Input material —
=====
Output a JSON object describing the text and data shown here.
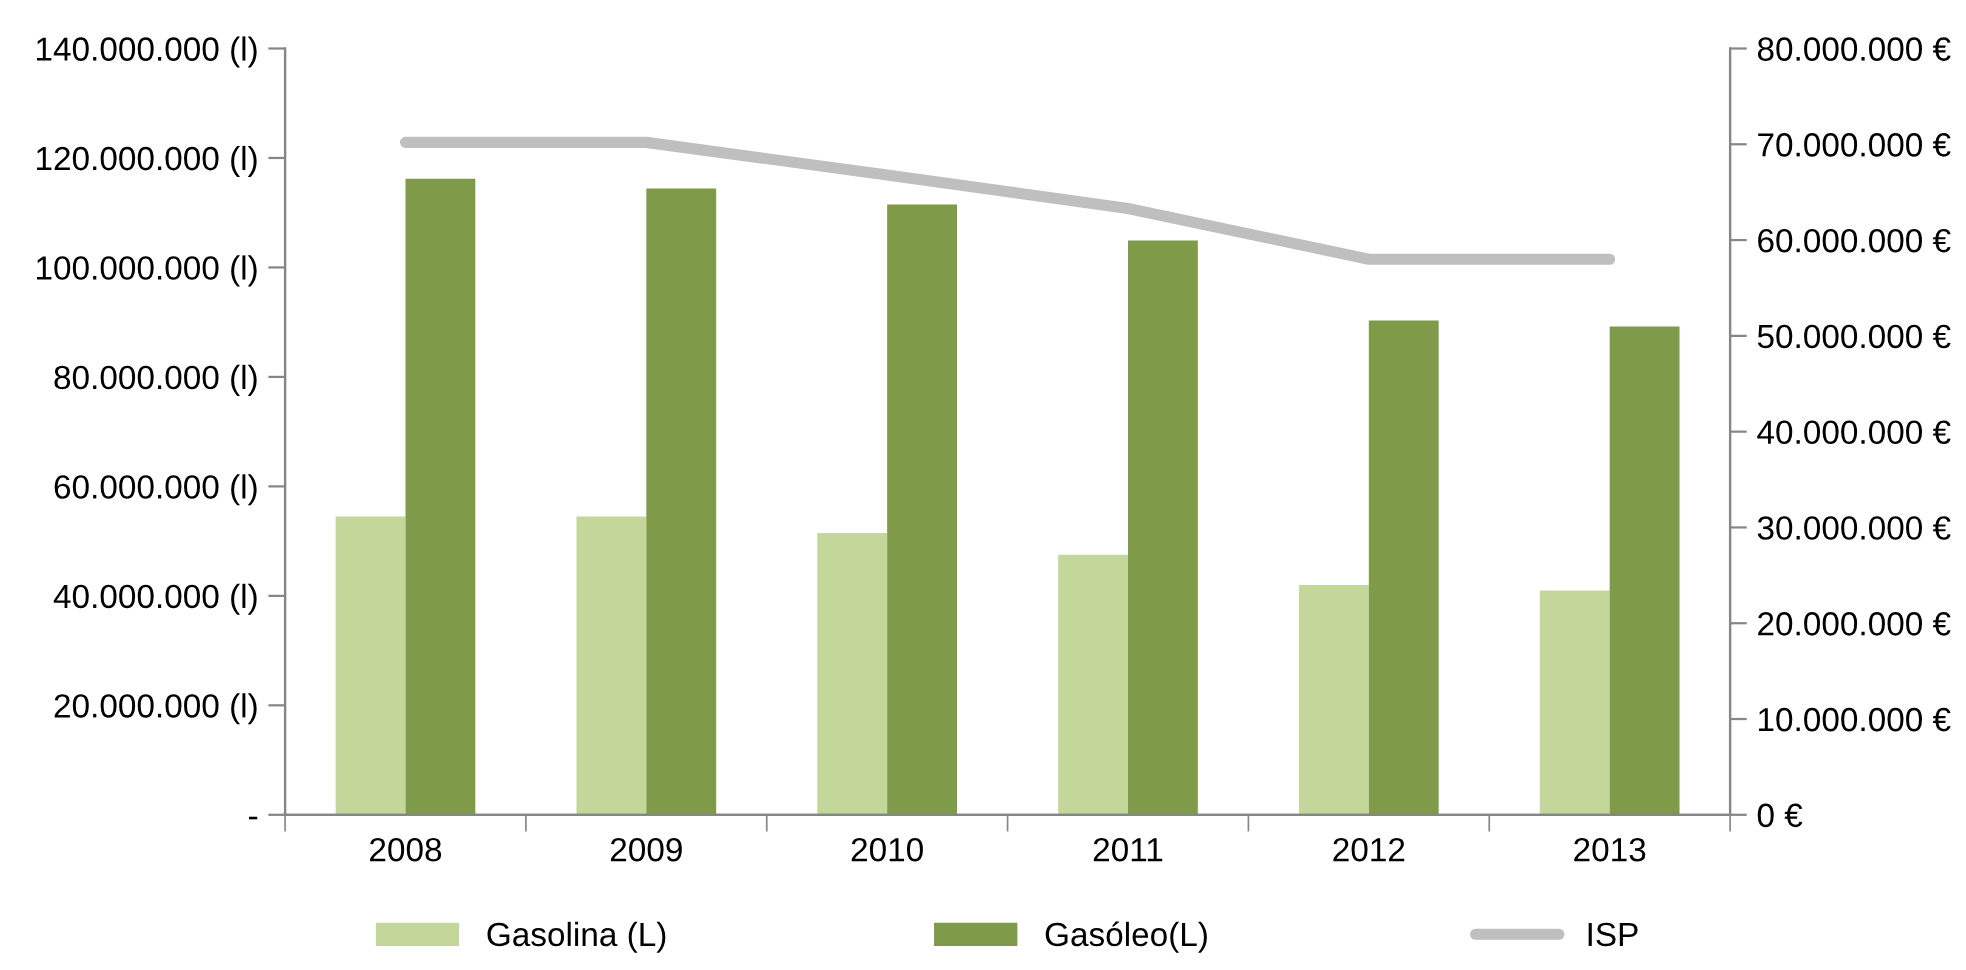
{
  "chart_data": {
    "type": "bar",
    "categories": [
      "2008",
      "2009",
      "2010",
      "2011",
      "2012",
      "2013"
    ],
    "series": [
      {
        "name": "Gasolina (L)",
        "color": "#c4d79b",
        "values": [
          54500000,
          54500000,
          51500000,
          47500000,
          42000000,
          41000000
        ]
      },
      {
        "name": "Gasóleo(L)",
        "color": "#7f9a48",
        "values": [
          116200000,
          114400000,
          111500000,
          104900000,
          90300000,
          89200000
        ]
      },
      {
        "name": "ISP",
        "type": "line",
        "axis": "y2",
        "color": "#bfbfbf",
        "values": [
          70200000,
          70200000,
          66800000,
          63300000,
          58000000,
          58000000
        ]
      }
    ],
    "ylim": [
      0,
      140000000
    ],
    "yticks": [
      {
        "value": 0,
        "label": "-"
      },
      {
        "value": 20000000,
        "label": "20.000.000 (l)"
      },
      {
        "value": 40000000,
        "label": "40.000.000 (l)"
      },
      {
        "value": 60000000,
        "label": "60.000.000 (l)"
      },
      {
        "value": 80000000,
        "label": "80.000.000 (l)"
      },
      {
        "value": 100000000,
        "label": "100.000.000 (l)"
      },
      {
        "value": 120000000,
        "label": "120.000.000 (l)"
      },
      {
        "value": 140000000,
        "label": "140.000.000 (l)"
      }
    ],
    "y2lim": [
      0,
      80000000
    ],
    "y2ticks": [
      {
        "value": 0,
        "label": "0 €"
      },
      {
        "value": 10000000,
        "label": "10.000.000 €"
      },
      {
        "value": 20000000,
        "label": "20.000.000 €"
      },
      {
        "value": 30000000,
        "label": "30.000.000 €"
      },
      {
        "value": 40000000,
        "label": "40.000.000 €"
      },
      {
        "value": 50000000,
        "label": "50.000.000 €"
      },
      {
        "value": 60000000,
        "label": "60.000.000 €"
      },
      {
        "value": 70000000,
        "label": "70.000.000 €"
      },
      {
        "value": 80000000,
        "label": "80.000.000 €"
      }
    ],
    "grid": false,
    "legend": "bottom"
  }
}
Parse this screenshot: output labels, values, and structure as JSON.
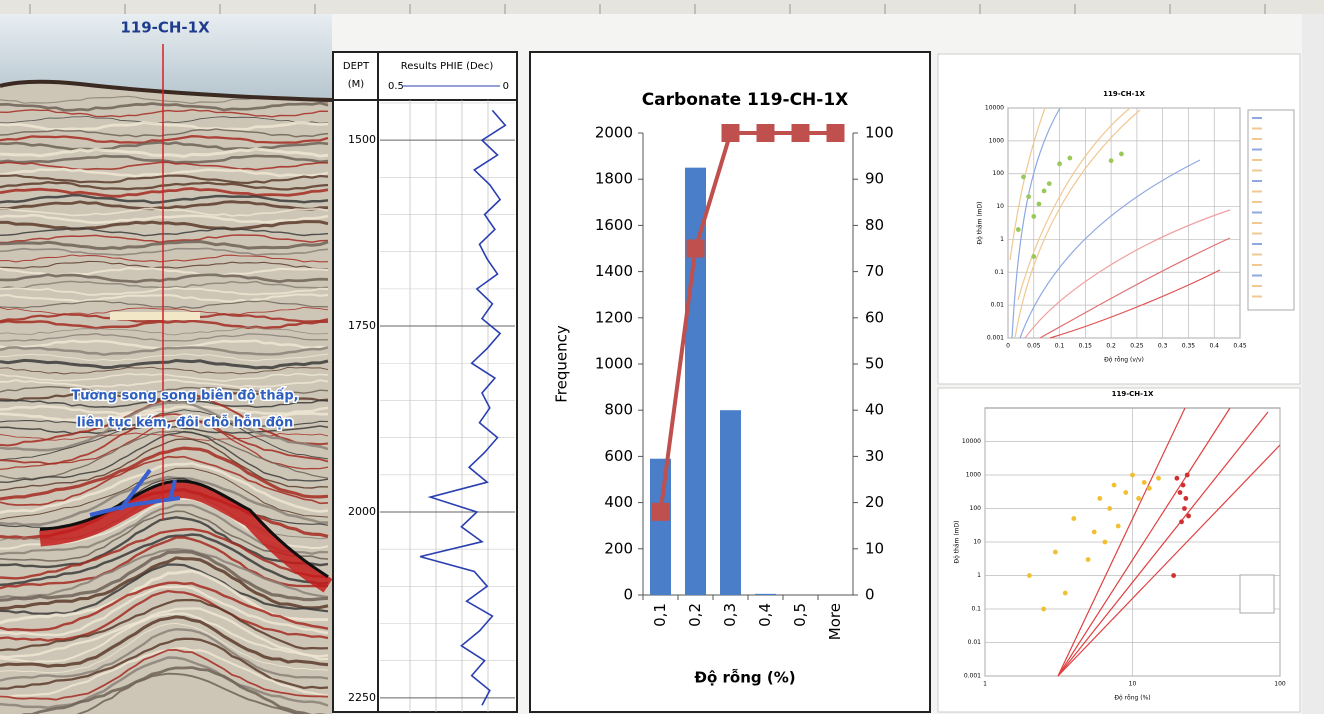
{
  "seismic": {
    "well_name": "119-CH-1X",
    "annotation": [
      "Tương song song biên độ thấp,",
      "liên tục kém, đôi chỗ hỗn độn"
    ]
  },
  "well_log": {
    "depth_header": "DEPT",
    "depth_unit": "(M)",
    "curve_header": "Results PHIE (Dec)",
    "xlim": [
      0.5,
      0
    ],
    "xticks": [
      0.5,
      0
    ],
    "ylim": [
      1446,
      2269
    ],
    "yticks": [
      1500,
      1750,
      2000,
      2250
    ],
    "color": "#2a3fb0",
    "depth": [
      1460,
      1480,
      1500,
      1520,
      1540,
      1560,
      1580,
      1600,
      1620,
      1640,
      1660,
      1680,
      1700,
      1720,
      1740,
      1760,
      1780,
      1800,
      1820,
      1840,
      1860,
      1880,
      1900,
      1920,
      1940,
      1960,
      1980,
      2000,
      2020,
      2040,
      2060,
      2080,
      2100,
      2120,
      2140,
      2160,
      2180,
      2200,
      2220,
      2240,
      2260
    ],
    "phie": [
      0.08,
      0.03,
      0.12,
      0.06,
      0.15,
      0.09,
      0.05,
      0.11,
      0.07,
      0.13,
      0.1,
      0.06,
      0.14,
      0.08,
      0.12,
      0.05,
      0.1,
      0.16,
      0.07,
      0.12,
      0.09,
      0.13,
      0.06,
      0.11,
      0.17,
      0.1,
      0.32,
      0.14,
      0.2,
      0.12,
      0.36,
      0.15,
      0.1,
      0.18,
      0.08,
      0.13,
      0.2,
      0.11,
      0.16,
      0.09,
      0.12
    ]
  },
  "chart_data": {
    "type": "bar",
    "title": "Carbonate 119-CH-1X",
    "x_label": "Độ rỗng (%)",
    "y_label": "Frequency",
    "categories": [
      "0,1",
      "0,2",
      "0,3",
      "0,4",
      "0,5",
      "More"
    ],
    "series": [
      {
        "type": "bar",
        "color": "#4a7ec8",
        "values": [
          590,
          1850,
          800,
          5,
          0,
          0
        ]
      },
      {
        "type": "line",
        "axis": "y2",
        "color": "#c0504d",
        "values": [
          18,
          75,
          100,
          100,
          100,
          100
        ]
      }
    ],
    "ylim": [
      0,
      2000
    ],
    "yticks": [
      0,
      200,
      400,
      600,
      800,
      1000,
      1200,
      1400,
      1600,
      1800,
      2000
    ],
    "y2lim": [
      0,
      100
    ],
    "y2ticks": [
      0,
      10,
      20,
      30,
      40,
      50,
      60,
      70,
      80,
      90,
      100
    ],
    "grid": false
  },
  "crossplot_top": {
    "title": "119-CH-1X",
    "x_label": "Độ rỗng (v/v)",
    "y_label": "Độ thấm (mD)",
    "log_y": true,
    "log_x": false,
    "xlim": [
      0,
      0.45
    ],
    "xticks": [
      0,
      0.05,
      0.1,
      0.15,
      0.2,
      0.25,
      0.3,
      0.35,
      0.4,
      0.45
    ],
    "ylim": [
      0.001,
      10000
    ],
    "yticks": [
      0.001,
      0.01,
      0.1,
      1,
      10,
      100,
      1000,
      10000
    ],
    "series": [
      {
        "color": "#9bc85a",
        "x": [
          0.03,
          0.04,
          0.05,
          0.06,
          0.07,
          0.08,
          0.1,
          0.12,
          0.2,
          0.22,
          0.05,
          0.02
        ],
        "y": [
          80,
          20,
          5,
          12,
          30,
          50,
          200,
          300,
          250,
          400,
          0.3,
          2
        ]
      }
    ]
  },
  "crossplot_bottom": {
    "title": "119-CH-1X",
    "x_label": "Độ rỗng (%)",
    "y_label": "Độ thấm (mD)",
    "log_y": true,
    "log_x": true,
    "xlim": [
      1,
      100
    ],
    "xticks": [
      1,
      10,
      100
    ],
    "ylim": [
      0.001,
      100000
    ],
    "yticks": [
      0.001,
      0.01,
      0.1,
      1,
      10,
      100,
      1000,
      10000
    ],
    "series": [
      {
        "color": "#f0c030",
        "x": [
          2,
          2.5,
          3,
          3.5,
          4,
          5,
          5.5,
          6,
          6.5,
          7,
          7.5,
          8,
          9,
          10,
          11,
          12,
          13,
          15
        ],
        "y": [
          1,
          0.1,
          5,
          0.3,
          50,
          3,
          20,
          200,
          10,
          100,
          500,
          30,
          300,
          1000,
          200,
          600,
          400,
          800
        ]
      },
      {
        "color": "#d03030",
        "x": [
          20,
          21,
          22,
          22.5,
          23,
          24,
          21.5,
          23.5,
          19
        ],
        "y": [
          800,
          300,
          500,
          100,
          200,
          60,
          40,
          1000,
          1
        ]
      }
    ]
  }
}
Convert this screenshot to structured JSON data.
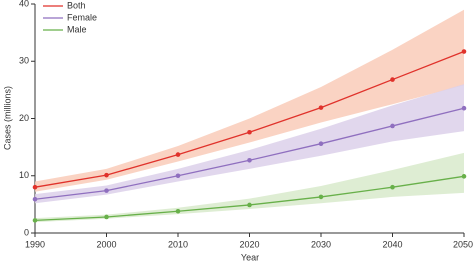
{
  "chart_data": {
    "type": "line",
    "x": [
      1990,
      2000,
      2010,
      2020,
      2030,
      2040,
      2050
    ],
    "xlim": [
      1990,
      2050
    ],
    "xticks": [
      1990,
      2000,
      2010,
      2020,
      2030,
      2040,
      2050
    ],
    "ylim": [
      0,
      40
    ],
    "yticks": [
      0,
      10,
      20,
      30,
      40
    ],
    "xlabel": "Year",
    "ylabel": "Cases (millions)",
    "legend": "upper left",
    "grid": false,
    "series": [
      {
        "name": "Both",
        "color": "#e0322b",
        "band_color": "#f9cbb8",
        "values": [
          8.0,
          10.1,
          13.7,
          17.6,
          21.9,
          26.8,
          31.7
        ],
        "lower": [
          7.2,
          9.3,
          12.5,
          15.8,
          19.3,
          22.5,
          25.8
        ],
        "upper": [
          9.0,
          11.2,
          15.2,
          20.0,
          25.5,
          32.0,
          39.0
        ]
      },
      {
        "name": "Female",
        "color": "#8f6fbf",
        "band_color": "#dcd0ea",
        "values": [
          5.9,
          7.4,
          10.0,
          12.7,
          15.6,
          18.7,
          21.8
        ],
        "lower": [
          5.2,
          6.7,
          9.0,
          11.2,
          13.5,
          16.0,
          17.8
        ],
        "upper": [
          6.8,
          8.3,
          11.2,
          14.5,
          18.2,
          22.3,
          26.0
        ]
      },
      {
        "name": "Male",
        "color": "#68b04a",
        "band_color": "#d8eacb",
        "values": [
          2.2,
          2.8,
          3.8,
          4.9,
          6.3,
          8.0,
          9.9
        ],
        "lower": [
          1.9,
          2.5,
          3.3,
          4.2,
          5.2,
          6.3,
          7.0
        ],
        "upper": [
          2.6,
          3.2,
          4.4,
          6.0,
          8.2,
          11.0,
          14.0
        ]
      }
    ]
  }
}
=====
Exercise instructions —
From the line containing "Convert this screenshot" down to the final line of the listing above, write out only those lines exactly as they are, minus the pictures.

Exercise output —
Convert this screenshot to structured JSON data.
{
  "chart_data": {
    "type": "line",
    "x": [
      1990,
      2000,
      2010,
      2020,
      2030,
      2040,
      2050
    ],
    "xlim": [
      1990,
      2050
    ],
    "xticks": [
      1990,
      2000,
      2010,
      2020,
      2030,
      2040,
      2050
    ],
    "ylim": [
      0,
      40
    ],
    "yticks": [
      0,
      10,
      20,
      30,
      40
    ],
    "xlabel": "Year",
    "ylabel": "Cases (millions)",
    "legend": "upper left",
    "grid": false,
    "series": [
      {
        "name": "Both",
        "color": "#e0322b",
        "band_color": "#f9cbb8",
        "values": [
          8.0,
          10.1,
          13.7,
          17.6,
          21.9,
          26.8,
          31.7
        ],
        "lower": [
          7.2,
          9.3,
          12.5,
          15.8,
          19.3,
          22.5,
          25.8
        ],
        "upper": [
          9.0,
          11.2,
          15.2,
          20.0,
          25.5,
          32.0,
          39.0
        ]
      },
      {
        "name": "Female",
        "color": "#8f6fbf",
        "band_color": "#dcd0ea",
        "values": [
          5.9,
          7.4,
          10.0,
          12.7,
          15.6,
          18.7,
          21.8
        ],
        "lower": [
          5.2,
          6.7,
          9.0,
          11.2,
          13.5,
          16.0,
          17.8
        ],
        "upper": [
          6.8,
          8.3,
          11.2,
          14.5,
          18.2,
          22.3,
          26.0
        ]
      },
      {
        "name": "Male",
        "color": "#68b04a",
        "band_color": "#d8eacb",
        "values": [
          2.2,
          2.8,
          3.8,
          4.9,
          6.3,
          8.0,
          9.9
        ],
        "lower": [
          1.9,
          2.5,
          3.3,
          4.2,
          5.2,
          6.3,
          7.0
        ],
        "upper": [
          2.6,
          3.2,
          4.4,
          6.0,
          8.2,
          11.0,
          14.0
        ]
      }
    ]
  }
}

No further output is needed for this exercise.